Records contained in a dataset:
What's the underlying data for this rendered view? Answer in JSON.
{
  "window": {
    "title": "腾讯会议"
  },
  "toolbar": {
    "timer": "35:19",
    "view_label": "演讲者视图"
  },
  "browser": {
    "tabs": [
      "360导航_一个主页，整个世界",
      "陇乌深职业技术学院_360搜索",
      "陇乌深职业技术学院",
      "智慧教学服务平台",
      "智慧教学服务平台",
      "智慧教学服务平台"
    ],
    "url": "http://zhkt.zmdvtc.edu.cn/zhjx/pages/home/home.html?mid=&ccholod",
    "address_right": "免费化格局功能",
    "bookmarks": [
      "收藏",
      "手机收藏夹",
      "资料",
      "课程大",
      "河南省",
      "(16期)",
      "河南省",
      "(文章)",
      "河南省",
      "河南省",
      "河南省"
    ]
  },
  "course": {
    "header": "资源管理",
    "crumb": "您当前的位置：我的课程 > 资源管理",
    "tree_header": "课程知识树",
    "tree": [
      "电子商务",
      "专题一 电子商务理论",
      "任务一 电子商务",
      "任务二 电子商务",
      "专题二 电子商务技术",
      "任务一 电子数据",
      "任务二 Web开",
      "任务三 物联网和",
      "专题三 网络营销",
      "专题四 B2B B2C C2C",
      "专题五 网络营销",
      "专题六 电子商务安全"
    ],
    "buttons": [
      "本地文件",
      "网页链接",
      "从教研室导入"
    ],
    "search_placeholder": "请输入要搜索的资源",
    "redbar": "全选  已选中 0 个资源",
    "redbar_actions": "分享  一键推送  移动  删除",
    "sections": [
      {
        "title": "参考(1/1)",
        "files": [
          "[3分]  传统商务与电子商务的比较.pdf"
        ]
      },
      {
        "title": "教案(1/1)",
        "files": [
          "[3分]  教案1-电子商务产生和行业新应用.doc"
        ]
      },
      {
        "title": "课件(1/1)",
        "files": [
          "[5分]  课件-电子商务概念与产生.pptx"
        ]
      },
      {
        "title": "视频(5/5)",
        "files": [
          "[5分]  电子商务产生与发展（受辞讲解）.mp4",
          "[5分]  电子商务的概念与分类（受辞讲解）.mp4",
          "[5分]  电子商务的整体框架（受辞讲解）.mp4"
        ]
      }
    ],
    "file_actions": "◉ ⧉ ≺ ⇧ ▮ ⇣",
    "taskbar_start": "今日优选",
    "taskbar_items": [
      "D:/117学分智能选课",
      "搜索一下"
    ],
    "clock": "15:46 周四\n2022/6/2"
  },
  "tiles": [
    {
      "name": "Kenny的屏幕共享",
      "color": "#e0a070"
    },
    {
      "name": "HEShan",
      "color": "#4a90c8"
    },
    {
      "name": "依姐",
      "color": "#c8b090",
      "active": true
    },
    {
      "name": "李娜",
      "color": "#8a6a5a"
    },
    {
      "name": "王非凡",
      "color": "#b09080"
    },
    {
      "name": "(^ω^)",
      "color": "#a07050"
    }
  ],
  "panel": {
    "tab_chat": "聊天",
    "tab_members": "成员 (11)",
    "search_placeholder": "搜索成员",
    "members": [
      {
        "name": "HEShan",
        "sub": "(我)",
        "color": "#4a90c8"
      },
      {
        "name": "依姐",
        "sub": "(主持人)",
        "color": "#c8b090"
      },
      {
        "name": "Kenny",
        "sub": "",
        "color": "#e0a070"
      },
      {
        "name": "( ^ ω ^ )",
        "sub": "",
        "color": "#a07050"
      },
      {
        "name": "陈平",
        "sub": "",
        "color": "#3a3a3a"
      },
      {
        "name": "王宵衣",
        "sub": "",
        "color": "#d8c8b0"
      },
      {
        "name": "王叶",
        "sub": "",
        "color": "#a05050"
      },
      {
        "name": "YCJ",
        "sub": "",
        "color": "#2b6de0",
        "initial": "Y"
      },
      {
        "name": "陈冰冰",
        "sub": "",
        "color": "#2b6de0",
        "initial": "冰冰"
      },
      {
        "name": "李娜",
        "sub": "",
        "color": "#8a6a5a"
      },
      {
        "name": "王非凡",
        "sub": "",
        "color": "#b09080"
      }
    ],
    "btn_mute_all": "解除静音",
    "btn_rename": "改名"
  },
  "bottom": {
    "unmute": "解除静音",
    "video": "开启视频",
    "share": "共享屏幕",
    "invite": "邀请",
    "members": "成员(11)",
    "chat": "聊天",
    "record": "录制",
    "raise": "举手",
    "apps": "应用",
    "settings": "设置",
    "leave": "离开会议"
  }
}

REQUIRED TASK. Set down the material above again, word for word.

SOLVED EXERCISE.
What's the underlying data for this rendered view? Answer in JSON.
{
  "window": {
    "title": "腾讯会议"
  },
  "toolbar": {
    "timer": "35:19",
    "view_label": "演讲者视图"
  },
  "browser": {
    "tabs": [
      "360导航_一个主页，整个世界",
      "陇乌深职业技术学院_360搜索",
      "陇乌深职业技术学院",
      "智慧教学服务平台",
      "智慧教学服务平台",
      "智慧教学服务平台"
    ],
    "url": "http://zhkt.zmdvtc.edu.cn/zhjx/pages/home/home.html?mid=&ccholod",
    "address_right": "免费化格局功能",
    "bookmarks": [
      "收藏",
      "手机收藏夹",
      "资料",
      "课程大",
      "河南省",
      "(16期)",
      "河南省",
      "(文章)",
      "河南省",
      "河南省",
      "河南省"
    ]
  },
  "course": {
    "header": "资源管理",
    "crumb": "您当前的位置：我的课程 > 资源管理",
    "tree_header": "课程知识树",
    "tree": [
      "电子商务",
      "专题一 电子商务理论",
      "任务一 电子商务",
      "任务二 电子商务",
      "专题二 电子商务技术",
      "任务一 电子数据",
      "任务二 Web开",
      "任务三 物联网和",
      "专题三 网络营销",
      "专题四 B2B B2C C2C",
      "专题五 网络营销",
      "专题六 电子商务安全"
    ],
    "buttons": [
      "本地文件",
      "网页链接",
      "从教研室导入"
    ],
    "search_placeholder": "请输入要搜索的资源",
    "redbar": "全选  已选中 0 个资源",
    "redbar_actions": "分享  一键推送  移动  删除",
    "sections": [
      {
        "title": "参考(1/1)",
        "files": [
          "[3分]  传统商务与电子商务的比较.pdf"
        ]
      },
      {
        "title": "教案(1/1)",
        "files": [
          "[3分]  教案1-电子商务产生和行业新应用.doc"
        ]
      },
      {
        "title": "课件(1/1)",
        "files": [
          "[5分]  课件-电子商务概念与产生.pptx"
        ]
      },
      {
        "title": "视频(5/5)",
        "files": [
          "[5分]  电子商务产生与发展（受辞讲解）.mp4",
          "[5分]  电子商务的概念与分类（受辞讲解）.mp4",
          "[5分]  电子商务的整体框架（受辞讲解）.mp4"
        ]
      }
    ],
    "file_actions": "◉ ⧉ ≺ ⇧ ▮ ⇣",
    "taskbar_start": "今日优选",
    "taskbar_items": [
      "D:/117学分智能选课",
      "搜索一下"
    ],
    "clock": "15:46 周四\n2022/6/2"
  },
  "tiles": [
    {
      "name": "Kenny的屏幕共享",
      "color": "#e0a070"
    },
    {
      "name": "HEShan",
      "color": "#4a90c8"
    },
    {
      "name": "依姐",
      "color": "#c8b090",
      "active": true
    },
    {
      "name": "李娜",
      "color": "#8a6a5a"
    },
    {
      "name": "王非凡",
      "color": "#b09080"
    },
    {
      "name": "(^ω^)",
      "color": "#a07050"
    }
  ],
  "panel": {
    "tab_chat": "聊天",
    "tab_members": "成员 (11)",
    "search_placeholder": "搜索成员",
    "members": [
      {
        "name": "HEShan",
        "sub": "(我)",
        "color": "#4a90c8"
      },
      {
        "name": "依姐",
        "sub": "(主持人)",
        "color": "#c8b090"
      },
      {
        "name": "Kenny",
        "sub": "",
        "color": "#e0a070"
      },
      {
        "name": "( ^ ω ^ )",
        "sub": "",
        "color": "#a07050"
      },
      {
        "name": "陈平",
        "sub": "",
        "color": "#3a3a3a"
      },
      {
        "name": "王宵衣",
        "sub": "",
        "color": "#d8c8b0"
      },
      {
        "name": "王叶",
        "sub": "",
        "color": "#a05050"
      },
      {
        "name": "YCJ",
        "sub": "",
        "color": "#2b6de0",
        "initial": "Y"
      },
      {
        "name": "陈冰冰",
        "sub": "",
        "color": "#2b6de0",
        "initial": "冰冰"
      },
      {
        "name": "李娜",
        "sub": "",
        "color": "#8a6a5a"
      },
      {
        "name": "王非凡",
        "sub": "",
        "color": "#b09080"
      }
    ],
    "btn_mute_all": "解除静音",
    "btn_rename": "改名"
  },
  "bottom": {
    "unmute": "解除静音",
    "video": "开启视频",
    "share": "共享屏幕",
    "invite": "邀请",
    "members": "成员(11)",
    "chat": "聊天",
    "record": "录制",
    "raise": "举手",
    "apps": "应用",
    "settings": "设置",
    "leave": "离开会议"
  }
}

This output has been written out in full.